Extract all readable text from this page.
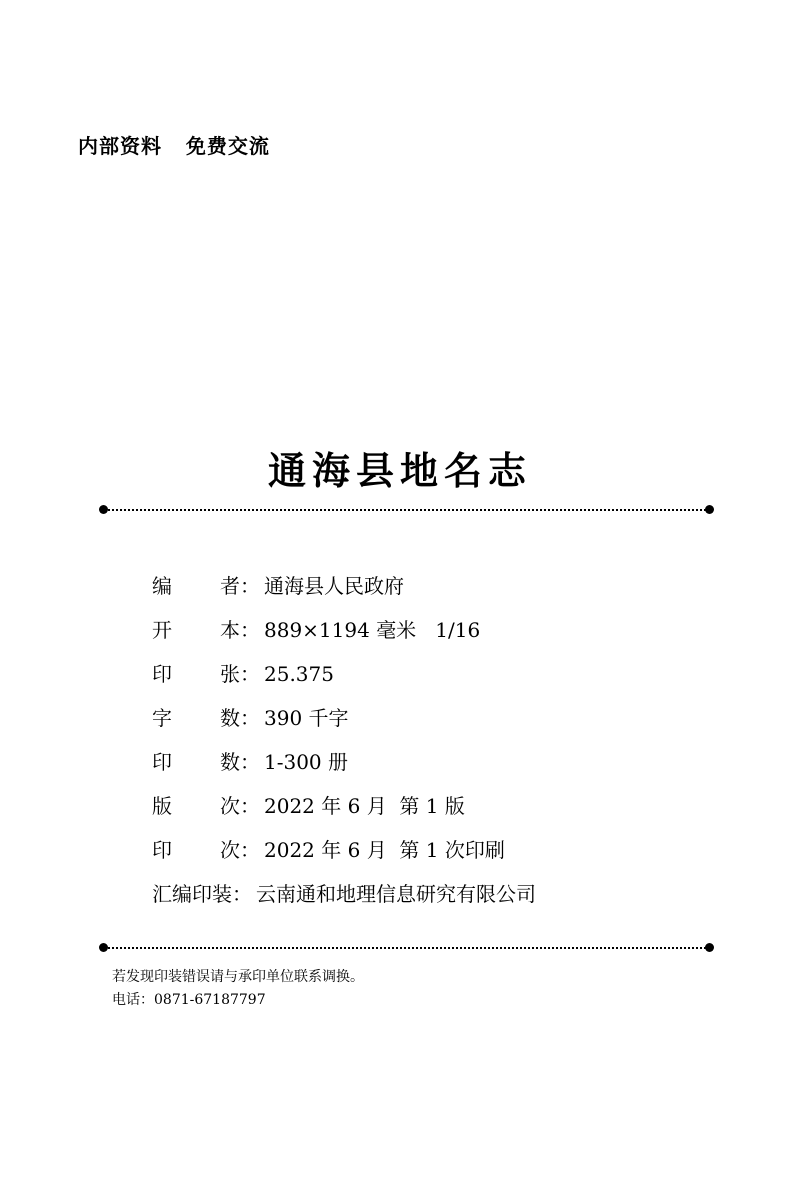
内部资料   免费交流
通海县地名志
编	者 ： 通海县人民政府
开	本 ： 889×1194 毫米   1/16
印	张 ： 25.375
字	数 ： 390 千字
印	数 ： 1-300 册
版	次 ： 2022 年 6 月  第 1 版
印	次 ： 2022 年 6 月  第 1 次印刷
汇编印装 ： 云南通和地理信息研究有限公司
若发现印装错误请与承印单位联系调换。
电话：0871-67187797
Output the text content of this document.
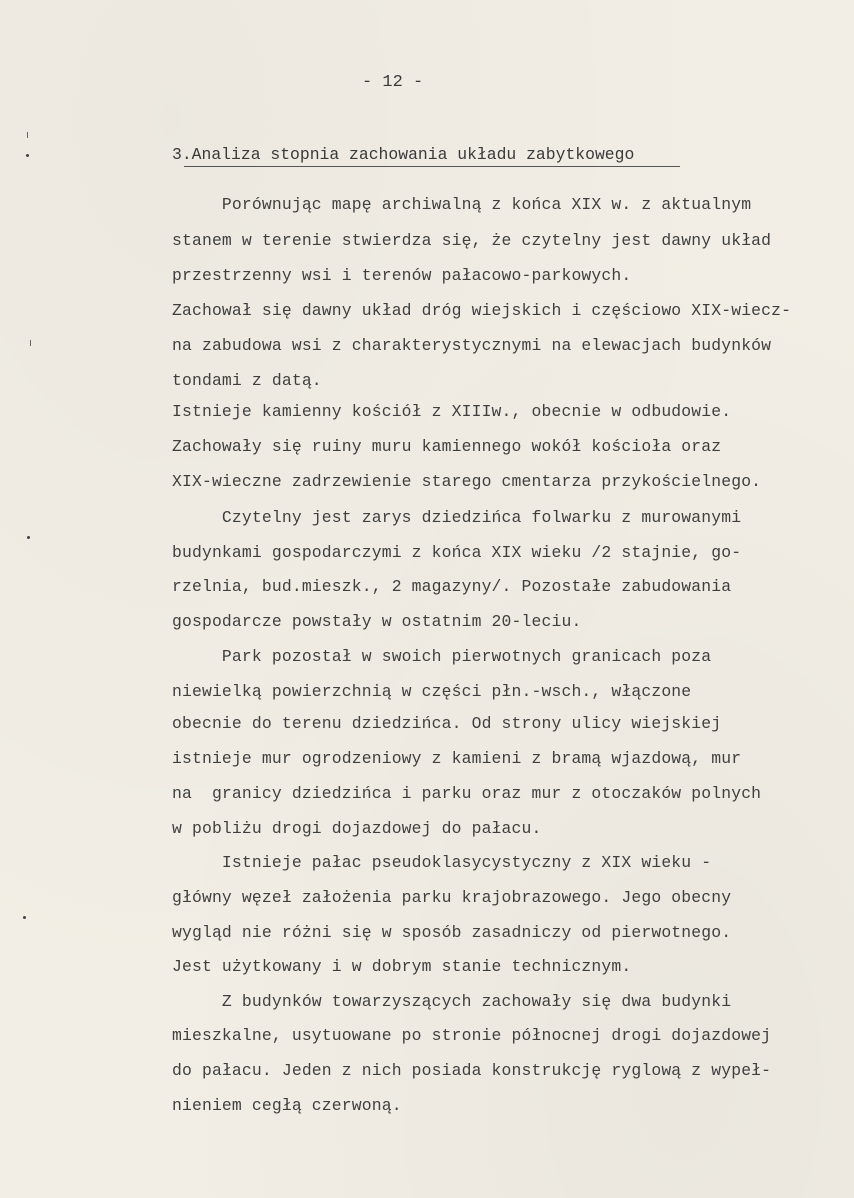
- 12 -
3.Analiza stopnia zachowania układu zabytkowego
Porównując mapę archiwalną z końca XIX w. z aktualnym
stanem w terenie stwierdza się, że czytelny jest dawny układ
przestrzenny wsi i terenów pałacowo-parkowych.
Zachował się dawny układ dróg wiejskich i częściowo XIX-wiecz-
na zabudowa wsi z charakterystycznymi na elewacjach budynków
tondami z datą.
Istnieje kamienny kościół z XIIIw., obecnie w odbudowie.
Zachowały się ruiny muru kamiennego wokół kościoła oraz
XIX-wieczne zadrzewienie starego cmentarza przykościelnego.
Czytelny jest zarys dziedzińca folwarku z murowanymi
budynkami gospodarczymi z końca XIX wieku /2 stajnie, go-
rzelnia, bud.mieszk., 2 magazyny/. Pozostałe zabudowania
gospodarcze powstały w ostatnim 20-leciu.
Park pozostał w swoich pierwotnych granicach poza
niewielką powierzchnią w części płn.-wsch., włączone
obecnie do terenu dziedzińca. Od strony ulicy wiejskiej
istnieje mur ogrodzeniowy z kamieni z bramą wjazdową, mur
na  granicy dziedzińca i parku oraz mur z otoczaków polnych
w pobliżu drogi dojazdowej do pałacu.
Istnieje pałac pseudoklasycystyczny z XIX wieku -
główny węzeł założenia parku krajobrazowego. Jego obecny
wygląd nie różni się w sposób zasadniczy od pierwotnego.
Jest użytkowany i w dobrym stanie technicznym.
Z budynków towarzyszących zachowały się dwa budynki
mieszkalne, usytuowane po stronie północnej drogi dojazdowej
do pałacu. Jeden z nich posiada konstrukcję ryglową z wypeł-
nieniem cegłą czerwoną.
== == ==
:: Exercise details ::
Nothing in the entries above should change when they are printed again, except that the pictures are dropped.

:: Answer in full ::
Extract all readable text from this page.
内部资料   免费交流
通海县地名志
编	者 ： 通海县人民政府
开	本 ： 889×1194 毫米   1/16
印	张 ： 25.375
字	数 ： 390 千字
印	数 ： 1-300 册
版	次 ： 2022 年 6 月  第 1 版
印	次 ： 2022 年 6 月  第 1 次印刷
汇编印装 ： 云南通和地理信息研究有限公司
若发现印装错误请与承印单位联系调换。
电话：0871-67187797
Output the text content of this document.
- 12 -
3.Analiza stopnia zachowania układu zabytkowego
Porównując mapę archiwalną z końca XIX w. z aktualnym
stanem w terenie stwierdza się, że czytelny jest dawny układ
przestrzenny wsi i terenów pałacowo-parkowych.
Zachował się dawny układ dróg wiejskich i częściowo XIX-wiecz-
na zabudowa wsi z charakterystycznymi na elewacjach budynków
tondami z datą.
Istnieje kamienny kościół z XIIIw., obecnie w odbudowie.
Zachowały się ruiny muru kamiennego wokół kościoła oraz
XIX-wieczne zadrzewienie starego cmentarza przykościelnego.
Czytelny jest zarys dziedzińca folwarku z murowanymi
budynkami gospodarczymi z końca XIX wieku /2 stajnie, go-
rzelnia, bud.mieszk., 2 magazyny/. Pozostałe zabudowania
gospodarcze powstały w ostatnim 20-leciu.
Park pozostał w swoich pierwotnych granicach poza
niewielką powierzchnią w części płn.-wsch., włączone
obecnie do terenu dziedzińca. Od strony ulicy wiejskiej
istnieje mur ogrodzeniowy z kamieni z bramą wjazdową, mur
na  granicy dziedzińca i parku oraz mur z otoczaków polnych
w pobliżu drogi dojazdowej do pałacu.
Istnieje pałac pseudoklasycystyczny z XIX wieku -
główny węzeł założenia parku krajobrazowego. Jego obecny
wygląd nie różni się w sposób zasadniczy od pierwotnego.
Jest użytkowany i w dobrym stanie technicznym.
Z budynków towarzyszących zachowały się dwa budynki
mieszkalne, usytuowane po stronie północnej drogi dojazdowej
do pałacu. Jeden z nich posiada konstrukcję ryglową z wypeł-
nieniem cegłą czerwoną.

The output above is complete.